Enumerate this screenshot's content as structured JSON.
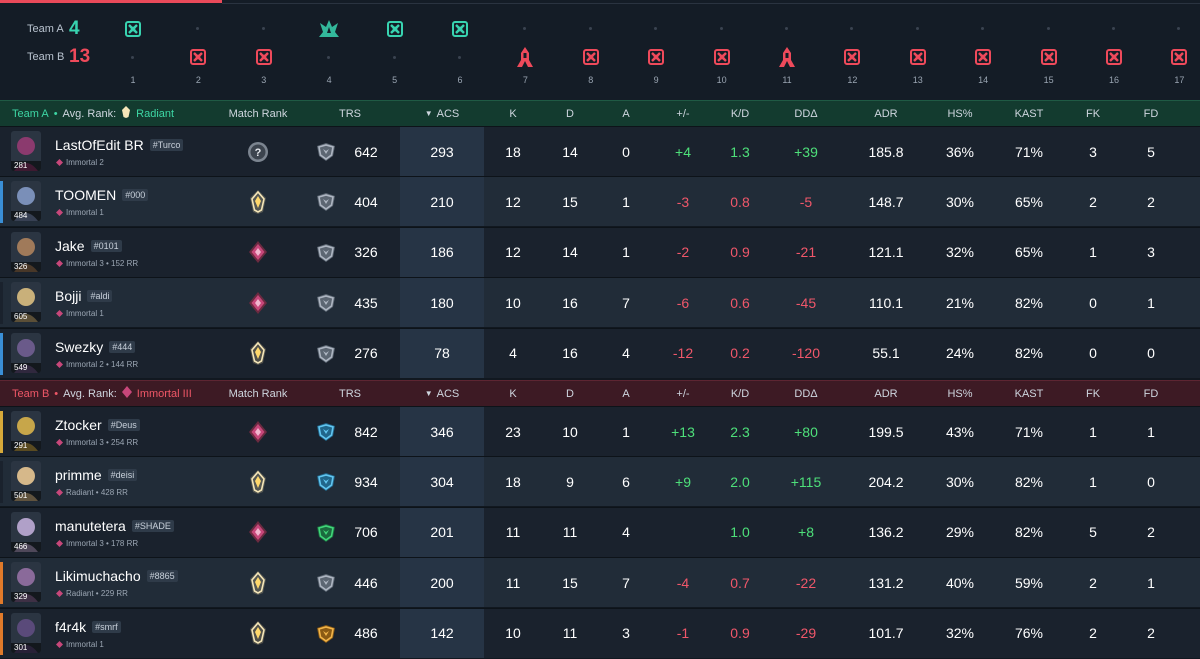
{
  "timeline": {
    "team_a": {
      "label": "Team A",
      "score": "4",
      "color": "#38d3b0"
    },
    "team_b": {
      "label": "Team B",
      "score": "13",
      "color": "#ef4a5b"
    },
    "rounds": [
      {
        "n": "1",
        "winner": "a",
        "icon": "elimination-icon"
      },
      {
        "n": "2",
        "winner": "b",
        "icon": "elimination-icon"
      },
      {
        "n": "3",
        "winner": "b",
        "icon": "elimination-icon"
      },
      {
        "n": "4",
        "winner": "a",
        "icon": "spike-detonate-icon"
      },
      {
        "n": "5",
        "winner": "a",
        "icon": "elimination-icon"
      },
      {
        "n": "6",
        "winner": "a",
        "icon": "elimination-icon"
      },
      {
        "n": "7",
        "winner": "b",
        "icon": "spike-defuse-icon"
      },
      {
        "n": "8",
        "winner": "b",
        "icon": "elimination-icon"
      },
      {
        "n": "9",
        "winner": "b",
        "icon": "elimination-icon"
      },
      {
        "n": "10",
        "winner": "b",
        "icon": "elimination-icon"
      },
      {
        "n": "11",
        "winner": "b",
        "icon": "spike-defuse-icon"
      },
      {
        "n": "12",
        "winner": "b",
        "icon": "elimination-icon"
      },
      {
        "n": "13",
        "winner": "b",
        "icon": "elimination-icon"
      },
      {
        "n": "14",
        "winner": "b",
        "icon": "elimination-icon"
      },
      {
        "n": "15",
        "winner": "b",
        "icon": "elimination-icon"
      },
      {
        "n": "16",
        "winner": "b",
        "icon": "elimination-icon"
      },
      {
        "n": "17",
        "winner": "b",
        "icon": "elimination-icon"
      }
    ]
  },
  "columns": {
    "match_rank": "Match Rank",
    "trs": "TRS",
    "acs": "ACS",
    "k": "K",
    "d": "D",
    "a": "A",
    "pm": "+/-",
    "kd": "K/D",
    "dd": "DDΔ",
    "adr": "ADR",
    "hs": "HS%",
    "kast": "KAST",
    "fk": "FK",
    "fd": "FD"
  },
  "teams": [
    {
      "name": "Team A",
      "avg_label": "Avg. Rank:",
      "avg_rank": "Radiant",
      "color": "#3dd6a4",
      "players": [
        {
          "name": "LastOfEdit BR",
          "tag": "#Turco",
          "rank": "Immortal 2",
          "level": "281",
          "bar": "#1a222d",
          "avatar_color": "#8b3a6e",
          "mr": "unknown",
          "trs_icon": "silver",
          "trs": "642",
          "acs": "293",
          "k": "18",
          "d": "14",
          "a": "0",
          "pm": "+4",
          "kd": "1.3",
          "dd": "+39",
          "adr": "185.8",
          "hs": "36%",
          "kast": "71%",
          "fk": "3",
          "fd": "5",
          "pm_s": "pos",
          "kd_s": "pos",
          "dd_s": "pos"
        },
        {
          "name": "TOOMEN",
          "tag": "#000",
          "rank": "Immortal 1",
          "level": "484",
          "bar": "#3a8fd6",
          "avatar_color": "#7a8fb8",
          "mr": "radiant",
          "trs_icon": "silver",
          "trs": "404",
          "acs": "210",
          "k": "12",
          "d": "15",
          "a": "1",
          "pm": "-3",
          "kd": "0.8",
          "dd": "-5",
          "adr": "148.7",
          "hs": "30%",
          "kast": "65%",
          "fk": "2",
          "fd": "2",
          "pm_s": "neg",
          "kd_s": "neg",
          "dd_s": "neg"
        },
        {
          "name": "Jake",
          "tag": "#0101",
          "rank": "Immortal 3 • 152 RR",
          "level": "326",
          "bar": "#1a222d",
          "avatar_color": "#a07a5a",
          "mr": "immortal",
          "trs_icon": "silver",
          "trs": "326",
          "acs": "186",
          "k": "12",
          "d": "14",
          "a": "1",
          "pm": "-2",
          "kd": "0.9",
          "dd": "-21",
          "adr": "121.1",
          "hs": "32%",
          "kast": "65%",
          "fk": "1",
          "fd": "3",
          "pm_s": "neg",
          "kd_s": "neg",
          "dd_s": "neg"
        },
        {
          "name": "Bojji",
          "tag": "#aldi",
          "rank": "Immortal 1",
          "level": "605",
          "bar": "#1a222d",
          "avatar_color": "#c9b07a",
          "mr": "immortal",
          "trs_icon": "silver",
          "trs": "435",
          "acs": "180",
          "k": "10",
          "d": "16",
          "a": "7",
          "pm": "-6",
          "kd": "0.6",
          "dd": "-45",
          "adr": "110.1",
          "hs": "21%",
          "kast": "82%",
          "fk": "0",
          "fd": "1",
          "pm_s": "neg",
          "kd_s": "neg",
          "dd_s": "neg"
        },
        {
          "name": "Swezky",
          "tag": "#444",
          "rank": "Immortal 2 • 144 RR",
          "level": "549",
          "bar": "#3a8fd6",
          "avatar_color": "#6a5a8a",
          "mr": "radiant",
          "trs_icon": "silver",
          "trs": "276",
          "acs": "78",
          "k": "4",
          "d": "16",
          "a": "4",
          "pm": "-12",
          "kd": "0.2",
          "dd": "-120",
          "adr": "55.1",
          "hs": "24%",
          "kast": "82%",
          "fk": "0",
          "fd": "0",
          "pm_s": "neg",
          "kd_s": "neg",
          "dd_s": "neg"
        }
      ]
    },
    {
      "name": "Team B",
      "avg_label": "Avg. Rank:",
      "avg_rank": "Immortal III",
      "color": "#ef5767",
      "players": [
        {
          "name": "Ztocker",
          "tag": "#Deus",
          "rank": "Immortal 3 • 254 RR",
          "level": "291",
          "bar": "#d6a93a",
          "avatar_color": "#c7a64a",
          "mr": "immortal",
          "trs_icon": "diamond",
          "trs": "842",
          "acs": "346",
          "k": "23",
          "d": "10",
          "a": "1",
          "pm": "+13",
          "kd": "2.3",
          "dd": "+80",
          "adr": "199.5",
          "hs": "43%",
          "kast": "71%",
          "fk": "1",
          "fd": "1",
          "pm_s": "pos",
          "kd_s": "pos",
          "dd_s": "pos"
        },
        {
          "name": "primme",
          "tag": "#deisi",
          "rank": "Radiant • 428 RR",
          "level": "501",
          "bar": "#1a222d",
          "avatar_color": "#d6b88a",
          "mr": "radiant",
          "trs_icon": "diamond",
          "trs": "934",
          "acs": "304",
          "k": "18",
          "d": "9",
          "a": "6",
          "pm": "+9",
          "kd": "2.0",
          "dd": "+115",
          "adr": "204.2",
          "hs": "30%",
          "kast": "82%",
          "fk": "1",
          "fd": "0",
          "pm_s": "pos",
          "kd_s": "pos",
          "dd_s": "pos"
        },
        {
          "name": "manutetera",
          "tag": "#SHADE",
          "rank": "Immortal 3 • 178 RR",
          "level": "466",
          "bar": "#1a222d",
          "avatar_color": "#b0a0c8",
          "mr": "immortal",
          "trs_icon": "emerald",
          "trs": "706",
          "acs": "201",
          "k": "11",
          "d": "11",
          "a": "4",
          "pm": "",
          "kd": "1.0",
          "dd": "+8",
          "adr": "136.2",
          "hs": "29%",
          "kast": "82%",
          "fk": "5",
          "fd": "2",
          "pm_s": "pos",
          "kd_s": "pos",
          "dd_s": "pos"
        },
        {
          "name": "Likimuchacho",
          "tag": "#8865",
          "rank": "Radiant • 229 RR",
          "level": "329",
          "bar": "#e07a2a",
          "avatar_color": "#8a6a9a",
          "mr": "radiant",
          "trs_icon": "silver",
          "trs": "446",
          "acs": "200",
          "k": "11",
          "d": "15",
          "a": "7",
          "pm": "-4",
          "kd": "0.7",
          "dd": "-22",
          "adr": "131.2",
          "hs": "40%",
          "kast": "59%",
          "fk": "2",
          "fd": "1",
          "pm_s": "neg",
          "kd_s": "neg",
          "dd_s": "neg"
        },
        {
          "name": "f4r4k",
          "tag": "#smrf",
          "rank": "Immortal 1",
          "level": "301",
          "bar": "#e07a2a",
          "avatar_color": "#5a4a7a",
          "mr": "radiant",
          "trs_icon": "gold",
          "trs": "486",
          "acs": "142",
          "k": "10",
          "d": "11",
          "a": "3",
          "pm": "-1",
          "kd": "0.9",
          "dd": "-29",
          "adr": "101.7",
          "hs": "32%",
          "kast": "76%",
          "fk": "2",
          "fd": "2",
          "pm_s": "neg",
          "kd_s": "neg",
          "dd_s": "neg"
        }
      ]
    }
  ]
}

**GOAL**
From the entries above, copy each line holding "level".

**RESPONSE TO THIS EXERCISE**
          "level": "281",
          "level": "484",
          "level": "326",
          "level": "605",
          "level": "549",
          "level": "291",
          "level": "501",
          "level": "466",
          "level": "329",
          "level": "301",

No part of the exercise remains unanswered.